### Exercise brief
Please count the lines below that contain the word "note", and reply with that number alone.

--- begin Given entries ---

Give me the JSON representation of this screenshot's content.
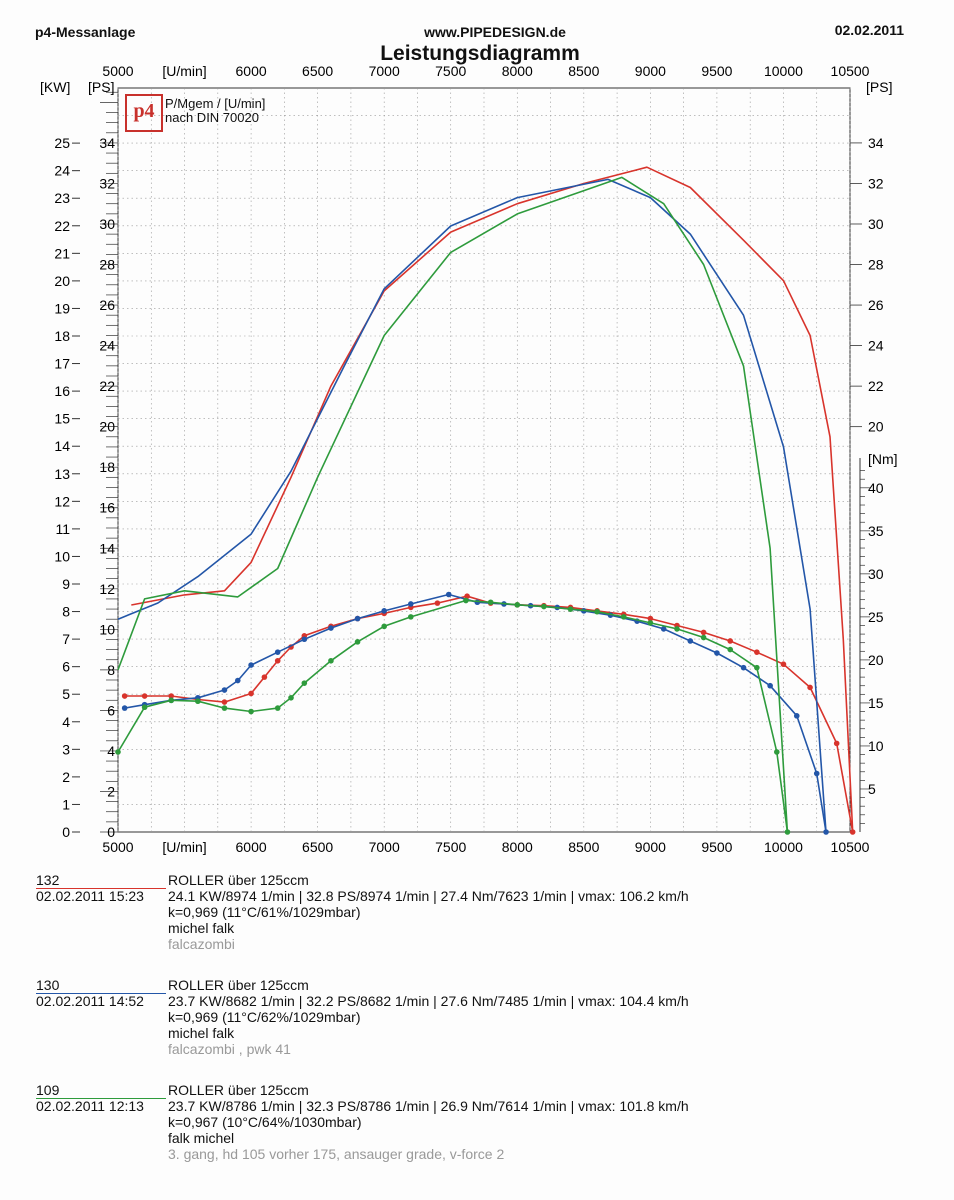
{
  "header": {
    "left": "p4-Messanlage",
    "center": "www.PIPEDESIGN.de",
    "right": "02.02.2011",
    "title": "Leistungsdiagramm"
  },
  "legend": {
    "logo_text": "p4",
    "line1": "P/Mgem / [U/min]",
    "line2": "nach DIN 70020"
  },
  "chart_data": {
    "type": "line",
    "title": "Leistungsdiagramm",
    "xlabel": "[U/min]",
    "ylabel_left_kw": "[KW]",
    "ylabel_left_ps": "[PS]",
    "ylabel_right_ps": "[PS]",
    "ylabel_right_nm": "[Nm]",
    "xlim": [
      5000,
      10500
    ],
    "ylim_kw": [
      0,
      27
    ],
    "ylim_ps": [
      0,
      36.7
    ],
    "ylim_nm": [
      0,
      43
    ],
    "x_ticks": [
      5000,
      5500,
      6000,
      6500,
      7000,
      7500,
      8000,
      8500,
      9000,
      9500,
      10000,
      10500
    ],
    "x_tick_labels": [
      "5000",
      "[U/min]",
      "6000",
      "6500",
      "7000",
      "7500",
      "8000",
      "8500",
      "9000",
      "9500",
      "10000",
      "10500"
    ],
    "kw_ticks": [
      0,
      1,
      2,
      3,
      4,
      5,
      6,
      7,
      8,
      9,
      10,
      11,
      12,
      13,
      14,
      15,
      16,
      17,
      18,
      19,
      20,
      21,
      22,
      23,
      24,
      25
    ],
    "ps_ticks": [
      0,
      2,
      4,
      6,
      8,
      10,
      12,
      14,
      16,
      18,
      20,
      22,
      24,
      26,
      28,
      30,
      32,
      34
    ],
    "ps_ticks_right": [
      20,
      22,
      24,
      26,
      28,
      30,
      32,
      34
    ],
    "nm_ticks": [
      5,
      10,
      15,
      20,
      25,
      30,
      35,
      40
    ],
    "grid": true,
    "series": [
      {
        "name": "132",
        "color": "#d8342c",
        "power_ps": [
          [
            5100,
            11.2
          ],
          [
            5500,
            11.7
          ],
          [
            5800,
            11.9
          ],
          [
            6000,
            13.3
          ],
          [
            6300,
            17.5
          ],
          [
            6600,
            22.0
          ],
          [
            7000,
            26.7
          ],
          [
            7500,
            29.6
          ],
          [
            8000,
            31.0
          ],
          [
            8500,
            32.0
          ],
          [
            8974,
            32.8
          ],
          [
            9300,
            31.8
          ],
          [
            9700,
            29.2
          ],
          [
            10000,
            27.2
          ],
          [
            10200,
            24.5
          ],
          [
            10350,
            19.5
          ],
          [
            10450,
            9.5
          ],
          [
            10520,
            0
          ]
        ],
        "torque_nm": [
          [
            5050,
            15.8
          ],
          [
            5200,
            15.8
          ],
          [
            5400,
            15.8
          ],
          [
            5600,
            15.4
          ],
          [
            5800,
            15.1
          ],
          [
            6000,
            16.1
          ],
          [
            6100,
            18.0
          ],
          [
            6200,
            19.9
          ],
          [
            6300,
            21.5
          ],
          [
            6400,
            22.8
          ],
          [
            6600,
            23.9
          ],
          [
            6800,
            24.8
          ],
          [
            7000,
            25.4
          ],
          [
            7200,
            26.1
          ],
          [
            7400,
            26.6
          ],
          [
            7623,
            27.4
          ],
          [
            7800,
            26.6
          ],
          [
            8000,
            26.4
          ],
          [
            8200,
            26.3
          ],
          [
            8400,
            26.1
          ],
          [
            8600,
            25.7
          ],
          [
            8800,
            25.3
          ],
          [
            9000,
            24.8
          ],
          [
            9200,
            24.0
          ],
          [
            9400,
            23.2
          ],
          [
            9600,
            22.2
          ],
          [
            9800,
            20.9
          ],
          [
            10000,
            19.5
          ],
          [
            10200,
            16.8
          ],
          [
            10400,
            10.3
          ],
          [
            10520,
            0
          ]
        ]
      },
      {
        "name": "130",
        "color": "#2356a8",
        "power_ps": [
          [
            5000,
            10.5
          ],
          [
            5300,
            11.3
          ],
          [
            5600,
            12.6
          ],
          [
            6000,
            14.7
          ],
          [
            6300,
            17.8
          ],
          [
            6700,
            23.0
          ],
          [
            7000,
            26.8
          ],
          [
            7500,
            29.9
          ],
          [
            8000,
            31.3
          ],
          [
            8682,
            32.2
          ],
          [
            9000,
            31.3
          ],
          [
            9300,
            29.5
          ],
          [
            9700,
            25.5
          ],
          [
            10000,
            19.0
          ],
          [
            10200,
            11.0
          ],
          [
            10320,
            0
          ]
        ],
        "torque_nm": [
          [
            5050,
            14.4
          ],
          [
            5200,
            14.8
          ],
          [
            5400,
            15.3
          ],
          [
            5600,
            15.6
          ],
          [
            5800,
            16.5
          ],
          [
            5900,
            17.6
          ],
          [
            6000,
            19.4
          ],
          [
            6200,
            20.9
          ],
          [
            6400,
            22.4
          ],
          [
            6600,
            23.7
          ],
          [
            6800,
            24.8
          ],
          [
            7000,
            25.7
          ],
          [
            7200,
            26.5
          ],
          [
            7485,
            27.6
          ],
          [
            7700,
            26.7
          ],
          [
            7900,
            26.5
          ],
          [
            8100,
            26.3
          ],
          [
            8300,
            26.1
          ],
          [
            8500,
            25.7
          ],
          [
            8700,
            25.2
          ],
          [
            8900,
            24.5
          ],
          [
            9100,
            23.6
          ],
          [
            9300,
            22.2
          ],
          [
            9500,
            20.8
          ],
          [
            9700,
            19.1
          ],
          [
            9900,
            17.0
          ],
          [
            10100,
            13.5
          ],
          [
            10250,
            6.8
          ],
          [
            10320,
            0
          ]
        ]
      },
      {
        "name": "109",
        "color": "#2e9b3c",
        "power_ps": [
          [
            5000,
            8.0
          ],
          [
            5200,
            11.5
          ],
          [
            5500,
            11.9
          ],
          [
            5900,
            11.6
          ],
          [
            6200,
            13.0
          ],
          [
            6500,
            17.5
          ],
          [
            7000,
            24.5
          ],
          [
            7500,
            28.6
          ],
          [
            8000,
            30.5
          ],
          [
            8786,
            32.3
          ],
          [
            9100,
            31.0
          ],
          [
            9400,
            28.0
          ],
          [
            9700,
            23.0
          ],
          [
            9900,
            14.0
          ],
          [
            10030,
            0
          ]
        ],
        "torque_nm": [
          [
            5000,
            9.3
          ],
          [
            5200,
            14.5
          ],
          [
            5400,
            15.3
          ],
          [
            5600,
            15.2
          ],
          [
            5800,
            14.4
          ],
          [
            6000,
            14.0
          ],
          [
            6200,
            14.4
          ],
          [
            6300,
            15.6
          ],
          [
            6400,
            17.3
          ],
          [
            6600,
            19.9
          ],
          [
            6800,
            22.1
          ],
          [
            7000,
            23.9
          ],
          [
            7200,
            25.0
          ],
          [
            7614,
            26.9
          ],
          [
            7800,
            26.7
          ],
          [
            8000,
            26.4
          ],
          [
            8200,
            26.2
          ],
          [
            8400,
            25.9
          ],
          [
            8600,
            25.6
          ],
          [
            8800,
            25.0
          ],
          [
            9000,
            24.3
          ],
          [
            9200,
            23.6
          ],
          [
            9400,
            22.6
          ],
          [
            9600,
            21.2
          ],
          [
            9800,
            19.1
          ],
          [
            9950,
            9.3
          ],
          [
            10030,
            0
          ]
        ]
      }
    ]
  },
  "runs": [
    {
      "id": "132",
      "date": "02.02.2011  15:23",
      "line1": "ROLLER über 125ccm",
      "line2": "24.1 KW/8974 1/min  |  32.8 PS/8974 1/min  |  27.4 Nm/7623 1/min | vmax: 106.2 km/h",
      "line3": "k=0,969 (11°C/61%/1029mbar)",
      "line4": "michel falk",
      "note": "falcazombi",
      "color": "#d8342c"
    },
    {
      "id": "130",
      "date": "02.02.2011  14:52",
      "line1": "ROLLER über 125ccm",
      "line2": "23.7 KW/8682 1/min  |  32.2 PS/8682 1/min  |  27.6 Nm/7485 1/min | vmax: 104.4 km/h",
      "line3": "k=0,969 (11°C/62%/1029mbar)",
      "line4": "michel falk",
      "note": "falcazombi , pwk 41",
      "color": "#2356a8"
    },
    {
      "id": "109",
      "date": "02.02.2011  12:13",
      "line1": "ROLLER über 125ccm",
      "line2": "23.7 KW/8786 1/min  |  32.3 PS/8786 1/min  |  26.9 Nm/7614 1/min | vmax: 101.8 km/h",
      "line3": "k=0,967 (10°C/64%/1030mbar)",
      "line4": "falk michel",
      "note": "3. gang, hd 105 vorher 175, ansauger grade, v-force 2",
      "color": "#2e9b3c"
    }
  ]
}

--- end Given entries ---

### Solution
3